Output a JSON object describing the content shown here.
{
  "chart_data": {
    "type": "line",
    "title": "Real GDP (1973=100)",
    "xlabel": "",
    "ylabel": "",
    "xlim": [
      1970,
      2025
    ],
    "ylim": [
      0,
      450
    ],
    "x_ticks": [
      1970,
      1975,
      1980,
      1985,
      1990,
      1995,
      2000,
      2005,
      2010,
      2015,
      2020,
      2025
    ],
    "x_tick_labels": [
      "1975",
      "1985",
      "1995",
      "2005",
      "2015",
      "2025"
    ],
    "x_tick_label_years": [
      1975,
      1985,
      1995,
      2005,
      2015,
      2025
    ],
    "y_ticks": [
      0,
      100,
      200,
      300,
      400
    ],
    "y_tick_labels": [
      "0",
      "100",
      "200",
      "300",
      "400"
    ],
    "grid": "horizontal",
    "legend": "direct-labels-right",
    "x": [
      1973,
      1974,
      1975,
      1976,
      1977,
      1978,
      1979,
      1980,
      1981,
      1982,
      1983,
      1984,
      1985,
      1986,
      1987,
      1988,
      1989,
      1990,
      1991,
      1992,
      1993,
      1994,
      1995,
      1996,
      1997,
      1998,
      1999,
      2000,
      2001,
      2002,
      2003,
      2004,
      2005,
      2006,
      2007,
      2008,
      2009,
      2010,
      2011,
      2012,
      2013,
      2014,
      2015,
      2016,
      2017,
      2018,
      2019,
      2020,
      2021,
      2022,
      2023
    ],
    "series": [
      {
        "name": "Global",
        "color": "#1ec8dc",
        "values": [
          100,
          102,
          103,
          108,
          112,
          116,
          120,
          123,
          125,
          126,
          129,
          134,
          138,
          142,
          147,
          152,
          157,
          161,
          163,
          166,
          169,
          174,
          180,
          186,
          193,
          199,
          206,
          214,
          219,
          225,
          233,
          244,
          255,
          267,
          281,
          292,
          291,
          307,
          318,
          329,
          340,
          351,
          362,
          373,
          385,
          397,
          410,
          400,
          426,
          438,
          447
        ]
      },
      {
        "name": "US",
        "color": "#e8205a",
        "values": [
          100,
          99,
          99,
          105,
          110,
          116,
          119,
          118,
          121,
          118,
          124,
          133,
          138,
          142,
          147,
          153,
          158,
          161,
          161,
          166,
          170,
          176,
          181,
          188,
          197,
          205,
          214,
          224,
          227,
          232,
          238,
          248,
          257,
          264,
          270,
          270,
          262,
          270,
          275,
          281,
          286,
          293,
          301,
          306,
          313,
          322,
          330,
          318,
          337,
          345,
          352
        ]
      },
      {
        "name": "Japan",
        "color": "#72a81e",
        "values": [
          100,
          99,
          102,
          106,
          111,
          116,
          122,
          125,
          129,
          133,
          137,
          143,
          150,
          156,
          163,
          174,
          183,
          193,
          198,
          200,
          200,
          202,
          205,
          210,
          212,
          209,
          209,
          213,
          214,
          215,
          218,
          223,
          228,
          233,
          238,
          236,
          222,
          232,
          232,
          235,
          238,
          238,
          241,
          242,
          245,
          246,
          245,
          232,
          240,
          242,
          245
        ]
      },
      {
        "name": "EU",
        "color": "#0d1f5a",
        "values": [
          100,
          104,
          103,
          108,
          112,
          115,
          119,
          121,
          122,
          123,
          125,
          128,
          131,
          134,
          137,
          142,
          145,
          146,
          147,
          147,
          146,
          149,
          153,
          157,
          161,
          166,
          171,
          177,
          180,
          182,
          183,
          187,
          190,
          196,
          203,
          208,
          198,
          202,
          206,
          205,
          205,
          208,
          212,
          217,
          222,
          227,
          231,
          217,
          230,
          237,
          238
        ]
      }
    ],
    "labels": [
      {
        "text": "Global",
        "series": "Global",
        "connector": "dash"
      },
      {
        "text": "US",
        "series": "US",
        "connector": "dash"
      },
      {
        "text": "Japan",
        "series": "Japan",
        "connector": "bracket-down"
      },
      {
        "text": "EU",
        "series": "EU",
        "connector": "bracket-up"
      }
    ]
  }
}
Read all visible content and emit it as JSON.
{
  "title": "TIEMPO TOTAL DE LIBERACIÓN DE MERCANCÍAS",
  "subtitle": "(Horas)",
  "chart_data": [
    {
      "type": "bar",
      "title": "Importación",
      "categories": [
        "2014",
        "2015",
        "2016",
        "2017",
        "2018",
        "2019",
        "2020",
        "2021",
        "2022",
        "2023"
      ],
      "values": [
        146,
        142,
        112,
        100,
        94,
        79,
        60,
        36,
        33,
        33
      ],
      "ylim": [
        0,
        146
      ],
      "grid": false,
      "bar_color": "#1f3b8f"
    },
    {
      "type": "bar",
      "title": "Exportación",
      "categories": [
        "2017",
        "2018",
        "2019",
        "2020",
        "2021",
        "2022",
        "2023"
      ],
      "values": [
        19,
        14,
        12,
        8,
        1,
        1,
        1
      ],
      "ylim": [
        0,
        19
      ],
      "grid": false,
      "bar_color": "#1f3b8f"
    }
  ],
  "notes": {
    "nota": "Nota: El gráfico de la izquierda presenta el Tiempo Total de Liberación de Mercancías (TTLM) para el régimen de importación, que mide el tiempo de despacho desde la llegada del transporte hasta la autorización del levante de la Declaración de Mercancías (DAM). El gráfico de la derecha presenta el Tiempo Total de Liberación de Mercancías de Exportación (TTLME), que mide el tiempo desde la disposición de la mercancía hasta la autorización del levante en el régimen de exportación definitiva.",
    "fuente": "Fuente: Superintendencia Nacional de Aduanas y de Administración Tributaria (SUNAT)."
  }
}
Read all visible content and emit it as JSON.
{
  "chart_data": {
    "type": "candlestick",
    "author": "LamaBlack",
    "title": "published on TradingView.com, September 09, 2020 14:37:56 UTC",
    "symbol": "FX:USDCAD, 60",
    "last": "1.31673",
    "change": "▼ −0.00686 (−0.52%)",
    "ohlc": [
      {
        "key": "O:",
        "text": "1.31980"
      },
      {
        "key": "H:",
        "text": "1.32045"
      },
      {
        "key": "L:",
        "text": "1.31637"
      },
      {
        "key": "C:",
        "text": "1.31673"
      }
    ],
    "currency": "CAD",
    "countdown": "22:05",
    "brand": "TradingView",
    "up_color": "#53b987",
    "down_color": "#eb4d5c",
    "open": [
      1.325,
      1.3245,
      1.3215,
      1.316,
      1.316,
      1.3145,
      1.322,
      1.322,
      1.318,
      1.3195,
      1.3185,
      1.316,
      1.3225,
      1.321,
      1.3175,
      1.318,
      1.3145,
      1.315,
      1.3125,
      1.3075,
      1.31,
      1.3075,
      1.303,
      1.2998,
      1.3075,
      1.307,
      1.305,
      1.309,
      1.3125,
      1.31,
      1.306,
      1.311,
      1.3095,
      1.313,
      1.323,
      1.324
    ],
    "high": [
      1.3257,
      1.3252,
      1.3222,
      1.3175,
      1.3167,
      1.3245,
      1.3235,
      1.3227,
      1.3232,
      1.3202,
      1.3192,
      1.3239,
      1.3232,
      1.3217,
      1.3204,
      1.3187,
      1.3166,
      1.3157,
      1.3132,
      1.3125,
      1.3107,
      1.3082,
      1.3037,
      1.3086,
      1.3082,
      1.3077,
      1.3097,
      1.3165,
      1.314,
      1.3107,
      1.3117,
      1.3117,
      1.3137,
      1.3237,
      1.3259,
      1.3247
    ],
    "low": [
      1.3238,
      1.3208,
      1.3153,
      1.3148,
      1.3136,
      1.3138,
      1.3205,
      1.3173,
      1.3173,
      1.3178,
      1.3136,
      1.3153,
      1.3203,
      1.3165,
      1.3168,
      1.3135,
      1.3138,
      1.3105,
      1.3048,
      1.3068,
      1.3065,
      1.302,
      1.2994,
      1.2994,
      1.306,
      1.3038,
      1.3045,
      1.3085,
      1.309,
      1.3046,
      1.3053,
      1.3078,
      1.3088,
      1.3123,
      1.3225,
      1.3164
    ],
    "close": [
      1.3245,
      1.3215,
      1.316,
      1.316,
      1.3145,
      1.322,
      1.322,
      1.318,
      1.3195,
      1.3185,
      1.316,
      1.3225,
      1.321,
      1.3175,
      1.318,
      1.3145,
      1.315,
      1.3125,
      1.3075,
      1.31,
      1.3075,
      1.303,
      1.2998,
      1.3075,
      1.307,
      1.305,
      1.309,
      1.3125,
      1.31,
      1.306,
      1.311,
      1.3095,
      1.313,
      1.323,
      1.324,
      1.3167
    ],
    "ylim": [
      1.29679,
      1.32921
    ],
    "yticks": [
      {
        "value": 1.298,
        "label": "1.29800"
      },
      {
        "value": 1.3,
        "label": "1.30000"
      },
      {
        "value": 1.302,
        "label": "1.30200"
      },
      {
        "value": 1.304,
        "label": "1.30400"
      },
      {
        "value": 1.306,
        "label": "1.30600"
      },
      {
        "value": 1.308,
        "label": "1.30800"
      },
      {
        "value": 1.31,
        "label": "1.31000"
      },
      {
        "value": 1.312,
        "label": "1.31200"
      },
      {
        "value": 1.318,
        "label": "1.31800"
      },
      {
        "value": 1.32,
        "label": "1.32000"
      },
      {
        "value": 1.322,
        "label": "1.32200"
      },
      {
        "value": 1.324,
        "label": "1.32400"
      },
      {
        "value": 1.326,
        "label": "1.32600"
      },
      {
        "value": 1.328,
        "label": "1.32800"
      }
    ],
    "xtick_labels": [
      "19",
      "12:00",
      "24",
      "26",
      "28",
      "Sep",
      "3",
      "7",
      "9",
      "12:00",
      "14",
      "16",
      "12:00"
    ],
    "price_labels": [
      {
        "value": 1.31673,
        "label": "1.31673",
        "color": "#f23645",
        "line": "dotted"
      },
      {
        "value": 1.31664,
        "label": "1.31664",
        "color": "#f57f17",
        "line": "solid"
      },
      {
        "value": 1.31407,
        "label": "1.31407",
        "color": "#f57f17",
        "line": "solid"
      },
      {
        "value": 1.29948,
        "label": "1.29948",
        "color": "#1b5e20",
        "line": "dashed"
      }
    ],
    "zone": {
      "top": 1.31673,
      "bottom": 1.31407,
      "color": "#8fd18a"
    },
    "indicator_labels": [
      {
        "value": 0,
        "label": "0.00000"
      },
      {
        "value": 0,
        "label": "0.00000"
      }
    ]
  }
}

━━━━━━━━━━

Which lines hold the string "name"? List them all.

        "name": "Global",
        "name": "US",
        "name": "Japan",
        "name": "EU",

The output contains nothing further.